YOUR GOAL
From the data that follows, copy every line holding the string "wyzwolona".

DATA
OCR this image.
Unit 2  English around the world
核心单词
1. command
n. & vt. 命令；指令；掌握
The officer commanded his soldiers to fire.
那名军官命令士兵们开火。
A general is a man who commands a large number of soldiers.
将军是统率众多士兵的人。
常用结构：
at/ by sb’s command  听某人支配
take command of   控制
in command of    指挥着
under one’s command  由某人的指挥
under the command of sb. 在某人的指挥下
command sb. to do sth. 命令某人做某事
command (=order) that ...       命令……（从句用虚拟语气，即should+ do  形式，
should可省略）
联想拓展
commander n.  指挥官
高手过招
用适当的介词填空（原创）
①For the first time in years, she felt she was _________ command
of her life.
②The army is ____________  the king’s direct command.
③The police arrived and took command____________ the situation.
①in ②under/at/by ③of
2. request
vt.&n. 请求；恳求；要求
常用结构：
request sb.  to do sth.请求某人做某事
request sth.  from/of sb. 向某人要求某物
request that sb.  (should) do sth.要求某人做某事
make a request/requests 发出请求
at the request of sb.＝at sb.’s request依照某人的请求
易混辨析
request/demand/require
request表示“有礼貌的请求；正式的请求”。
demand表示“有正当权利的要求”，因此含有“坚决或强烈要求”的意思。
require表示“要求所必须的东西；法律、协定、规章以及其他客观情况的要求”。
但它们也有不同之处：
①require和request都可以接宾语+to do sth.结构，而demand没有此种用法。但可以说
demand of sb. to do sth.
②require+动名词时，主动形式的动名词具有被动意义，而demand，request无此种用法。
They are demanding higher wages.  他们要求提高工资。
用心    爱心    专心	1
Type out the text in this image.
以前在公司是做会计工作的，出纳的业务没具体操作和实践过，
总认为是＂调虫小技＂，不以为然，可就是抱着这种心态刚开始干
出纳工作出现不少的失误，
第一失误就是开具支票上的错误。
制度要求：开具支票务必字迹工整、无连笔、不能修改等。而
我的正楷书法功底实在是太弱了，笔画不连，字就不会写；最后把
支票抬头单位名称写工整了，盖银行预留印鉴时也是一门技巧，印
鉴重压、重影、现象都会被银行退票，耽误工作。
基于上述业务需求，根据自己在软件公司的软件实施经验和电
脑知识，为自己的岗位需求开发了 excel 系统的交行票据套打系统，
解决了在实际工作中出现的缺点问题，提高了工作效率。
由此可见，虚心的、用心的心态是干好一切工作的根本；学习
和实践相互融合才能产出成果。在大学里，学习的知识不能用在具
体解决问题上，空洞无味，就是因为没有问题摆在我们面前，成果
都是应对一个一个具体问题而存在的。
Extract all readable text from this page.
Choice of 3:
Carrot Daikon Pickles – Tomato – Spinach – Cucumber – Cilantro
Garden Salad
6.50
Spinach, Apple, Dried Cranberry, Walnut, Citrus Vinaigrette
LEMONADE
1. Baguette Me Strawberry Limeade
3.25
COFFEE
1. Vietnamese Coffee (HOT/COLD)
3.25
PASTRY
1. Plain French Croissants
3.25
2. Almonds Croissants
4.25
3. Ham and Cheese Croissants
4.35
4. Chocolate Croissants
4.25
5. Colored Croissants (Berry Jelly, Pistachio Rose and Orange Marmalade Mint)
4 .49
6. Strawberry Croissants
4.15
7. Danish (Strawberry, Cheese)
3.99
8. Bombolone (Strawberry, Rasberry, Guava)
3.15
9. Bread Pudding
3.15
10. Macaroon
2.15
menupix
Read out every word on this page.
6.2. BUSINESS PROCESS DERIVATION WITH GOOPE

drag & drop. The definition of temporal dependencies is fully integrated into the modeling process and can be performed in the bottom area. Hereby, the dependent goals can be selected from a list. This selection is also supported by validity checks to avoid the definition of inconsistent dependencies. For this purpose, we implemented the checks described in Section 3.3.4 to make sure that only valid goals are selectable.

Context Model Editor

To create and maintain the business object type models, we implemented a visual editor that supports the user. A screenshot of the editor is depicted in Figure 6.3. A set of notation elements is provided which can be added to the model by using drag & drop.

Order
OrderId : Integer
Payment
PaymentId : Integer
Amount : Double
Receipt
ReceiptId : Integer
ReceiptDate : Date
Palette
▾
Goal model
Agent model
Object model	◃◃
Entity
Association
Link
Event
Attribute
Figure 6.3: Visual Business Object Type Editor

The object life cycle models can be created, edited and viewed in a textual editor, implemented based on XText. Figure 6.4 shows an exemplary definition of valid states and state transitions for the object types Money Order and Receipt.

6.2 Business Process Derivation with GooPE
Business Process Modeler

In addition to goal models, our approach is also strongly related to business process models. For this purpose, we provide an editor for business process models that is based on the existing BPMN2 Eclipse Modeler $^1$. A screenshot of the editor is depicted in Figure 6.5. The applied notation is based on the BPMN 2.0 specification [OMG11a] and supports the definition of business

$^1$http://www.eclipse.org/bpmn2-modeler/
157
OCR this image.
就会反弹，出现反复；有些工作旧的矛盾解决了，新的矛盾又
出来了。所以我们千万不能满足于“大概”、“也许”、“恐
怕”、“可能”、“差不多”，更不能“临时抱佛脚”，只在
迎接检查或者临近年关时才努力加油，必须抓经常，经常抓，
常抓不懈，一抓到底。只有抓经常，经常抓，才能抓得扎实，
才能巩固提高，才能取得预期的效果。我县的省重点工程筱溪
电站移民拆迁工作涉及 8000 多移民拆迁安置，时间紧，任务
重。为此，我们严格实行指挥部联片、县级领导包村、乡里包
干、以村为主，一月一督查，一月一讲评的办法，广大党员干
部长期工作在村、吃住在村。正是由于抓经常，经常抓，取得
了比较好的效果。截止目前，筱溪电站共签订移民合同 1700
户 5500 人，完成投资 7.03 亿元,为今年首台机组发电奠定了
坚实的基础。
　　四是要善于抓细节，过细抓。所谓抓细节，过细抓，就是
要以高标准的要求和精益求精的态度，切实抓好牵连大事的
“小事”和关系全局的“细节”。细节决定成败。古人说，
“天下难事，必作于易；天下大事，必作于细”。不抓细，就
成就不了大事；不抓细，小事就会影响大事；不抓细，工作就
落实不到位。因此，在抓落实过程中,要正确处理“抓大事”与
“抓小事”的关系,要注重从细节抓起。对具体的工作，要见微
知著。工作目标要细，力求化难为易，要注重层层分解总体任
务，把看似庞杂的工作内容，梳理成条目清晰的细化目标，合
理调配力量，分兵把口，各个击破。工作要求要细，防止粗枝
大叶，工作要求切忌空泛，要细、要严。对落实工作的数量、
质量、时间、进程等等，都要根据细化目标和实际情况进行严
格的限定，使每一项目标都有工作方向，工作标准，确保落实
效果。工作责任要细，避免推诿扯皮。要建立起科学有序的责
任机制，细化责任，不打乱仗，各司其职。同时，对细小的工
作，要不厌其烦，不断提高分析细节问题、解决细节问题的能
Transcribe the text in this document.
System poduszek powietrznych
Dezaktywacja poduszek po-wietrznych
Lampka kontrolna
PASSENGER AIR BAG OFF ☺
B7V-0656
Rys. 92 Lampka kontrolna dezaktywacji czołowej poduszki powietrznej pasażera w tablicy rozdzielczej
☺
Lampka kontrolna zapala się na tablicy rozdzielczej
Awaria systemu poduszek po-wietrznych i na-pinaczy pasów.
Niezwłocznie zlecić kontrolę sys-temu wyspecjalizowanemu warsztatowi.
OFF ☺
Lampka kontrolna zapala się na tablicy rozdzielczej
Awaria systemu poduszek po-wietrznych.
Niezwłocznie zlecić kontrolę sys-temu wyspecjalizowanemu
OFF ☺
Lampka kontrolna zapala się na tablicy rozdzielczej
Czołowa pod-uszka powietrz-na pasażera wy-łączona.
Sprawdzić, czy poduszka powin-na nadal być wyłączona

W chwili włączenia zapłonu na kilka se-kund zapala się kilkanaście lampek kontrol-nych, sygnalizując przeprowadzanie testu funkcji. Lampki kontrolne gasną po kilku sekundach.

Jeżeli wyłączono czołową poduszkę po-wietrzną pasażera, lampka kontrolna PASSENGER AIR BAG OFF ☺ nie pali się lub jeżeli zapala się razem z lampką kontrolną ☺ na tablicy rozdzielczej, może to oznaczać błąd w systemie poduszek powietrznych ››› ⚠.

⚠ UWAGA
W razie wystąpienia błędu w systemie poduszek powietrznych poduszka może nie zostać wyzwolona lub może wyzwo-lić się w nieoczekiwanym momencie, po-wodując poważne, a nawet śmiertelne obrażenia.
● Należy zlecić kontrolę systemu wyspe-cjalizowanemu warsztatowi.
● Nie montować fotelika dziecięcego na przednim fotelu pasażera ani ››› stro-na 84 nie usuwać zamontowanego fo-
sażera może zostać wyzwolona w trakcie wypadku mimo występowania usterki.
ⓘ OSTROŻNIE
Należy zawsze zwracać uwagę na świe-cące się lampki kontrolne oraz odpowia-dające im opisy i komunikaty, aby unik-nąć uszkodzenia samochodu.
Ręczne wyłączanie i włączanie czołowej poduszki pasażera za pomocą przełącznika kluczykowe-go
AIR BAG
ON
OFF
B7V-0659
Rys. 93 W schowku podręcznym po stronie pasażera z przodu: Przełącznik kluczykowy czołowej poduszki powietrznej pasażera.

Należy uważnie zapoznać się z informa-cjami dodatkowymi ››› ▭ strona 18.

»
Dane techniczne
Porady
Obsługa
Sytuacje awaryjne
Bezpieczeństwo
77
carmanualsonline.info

FULL OUTPUT
W razie wystąpienia błędu w systemie poduszek powietrznych poduszka może nie zostać wyzwolona lub może wyzwo-lić się w nieoczekiwanym momencie, po-wodując poważne, a nawet śmiertelne obrażenia.
sażera może zostać wyzwolona w trakcie wypadku mimo występowania usterki.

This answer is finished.